THE REQUEST: State how many lines of the records contain the string "exactly". Give the number alone.

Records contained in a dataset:
## Start
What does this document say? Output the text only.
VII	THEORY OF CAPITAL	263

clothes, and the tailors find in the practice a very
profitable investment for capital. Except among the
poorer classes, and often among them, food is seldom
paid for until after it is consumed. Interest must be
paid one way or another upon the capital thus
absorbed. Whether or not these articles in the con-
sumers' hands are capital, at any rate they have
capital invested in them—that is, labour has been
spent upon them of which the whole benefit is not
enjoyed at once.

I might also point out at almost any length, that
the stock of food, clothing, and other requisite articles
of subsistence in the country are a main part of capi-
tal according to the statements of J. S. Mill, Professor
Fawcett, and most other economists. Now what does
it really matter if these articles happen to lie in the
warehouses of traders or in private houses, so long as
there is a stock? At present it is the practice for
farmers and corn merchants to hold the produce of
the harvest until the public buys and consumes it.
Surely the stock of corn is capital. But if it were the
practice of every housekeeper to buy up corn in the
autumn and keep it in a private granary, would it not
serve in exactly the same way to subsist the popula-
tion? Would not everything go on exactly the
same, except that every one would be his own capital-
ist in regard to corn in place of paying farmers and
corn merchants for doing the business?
## End
## Start
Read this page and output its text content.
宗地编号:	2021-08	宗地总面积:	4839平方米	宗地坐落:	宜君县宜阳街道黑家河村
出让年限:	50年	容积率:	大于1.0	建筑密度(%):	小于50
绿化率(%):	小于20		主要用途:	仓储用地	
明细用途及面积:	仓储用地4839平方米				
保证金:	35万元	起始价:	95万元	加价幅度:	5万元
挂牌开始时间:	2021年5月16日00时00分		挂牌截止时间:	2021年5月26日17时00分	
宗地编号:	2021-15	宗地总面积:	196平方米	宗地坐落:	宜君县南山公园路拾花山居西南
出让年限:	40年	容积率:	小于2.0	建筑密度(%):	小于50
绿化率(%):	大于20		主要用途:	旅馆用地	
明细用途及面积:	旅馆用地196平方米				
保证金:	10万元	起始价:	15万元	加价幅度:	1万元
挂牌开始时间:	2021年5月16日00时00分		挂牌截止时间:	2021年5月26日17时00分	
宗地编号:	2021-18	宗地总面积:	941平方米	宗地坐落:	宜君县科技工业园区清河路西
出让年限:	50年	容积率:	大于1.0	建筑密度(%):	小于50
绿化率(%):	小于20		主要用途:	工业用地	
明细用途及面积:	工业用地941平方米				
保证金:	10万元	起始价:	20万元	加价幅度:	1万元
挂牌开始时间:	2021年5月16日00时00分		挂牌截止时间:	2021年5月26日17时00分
## End
## Start
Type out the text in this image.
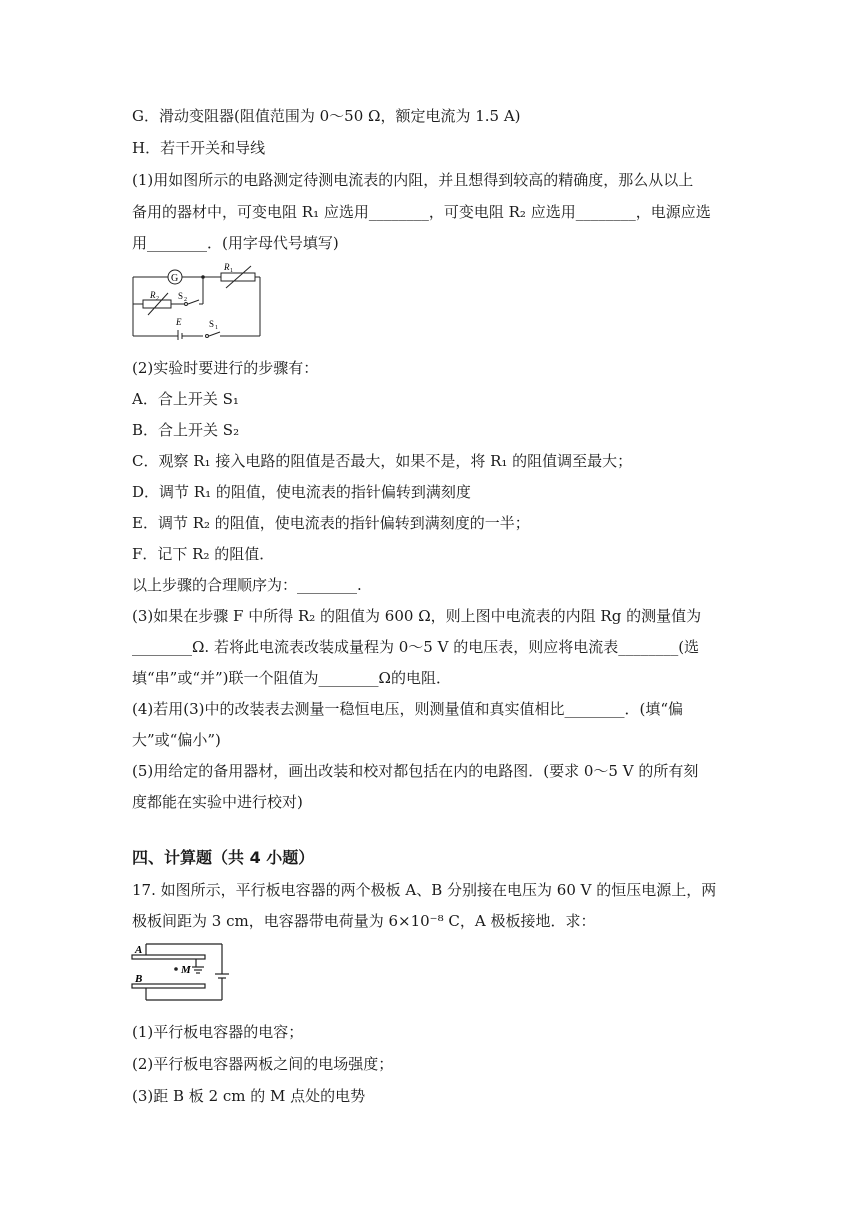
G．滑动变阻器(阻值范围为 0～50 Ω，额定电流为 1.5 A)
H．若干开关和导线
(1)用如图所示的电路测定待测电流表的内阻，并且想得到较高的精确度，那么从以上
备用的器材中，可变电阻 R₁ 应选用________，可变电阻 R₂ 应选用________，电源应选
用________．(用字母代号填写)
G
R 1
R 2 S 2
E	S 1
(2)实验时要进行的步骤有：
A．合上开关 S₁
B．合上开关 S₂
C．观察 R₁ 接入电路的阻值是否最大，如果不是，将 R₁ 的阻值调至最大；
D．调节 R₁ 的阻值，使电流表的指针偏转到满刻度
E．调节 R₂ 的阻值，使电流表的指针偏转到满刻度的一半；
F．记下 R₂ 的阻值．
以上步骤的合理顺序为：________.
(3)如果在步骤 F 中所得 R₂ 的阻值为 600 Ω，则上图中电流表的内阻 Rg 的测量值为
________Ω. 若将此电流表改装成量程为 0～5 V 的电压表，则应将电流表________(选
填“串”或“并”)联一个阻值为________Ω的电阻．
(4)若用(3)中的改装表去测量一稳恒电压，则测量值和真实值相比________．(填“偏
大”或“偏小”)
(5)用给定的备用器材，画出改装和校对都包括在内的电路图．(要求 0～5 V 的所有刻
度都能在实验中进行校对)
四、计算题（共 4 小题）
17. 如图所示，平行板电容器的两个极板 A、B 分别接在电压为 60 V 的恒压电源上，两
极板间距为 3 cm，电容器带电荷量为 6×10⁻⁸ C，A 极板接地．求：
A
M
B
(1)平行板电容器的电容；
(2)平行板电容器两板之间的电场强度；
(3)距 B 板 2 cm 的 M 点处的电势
## End
SOLUTION FOR THIS EXERCISE: 2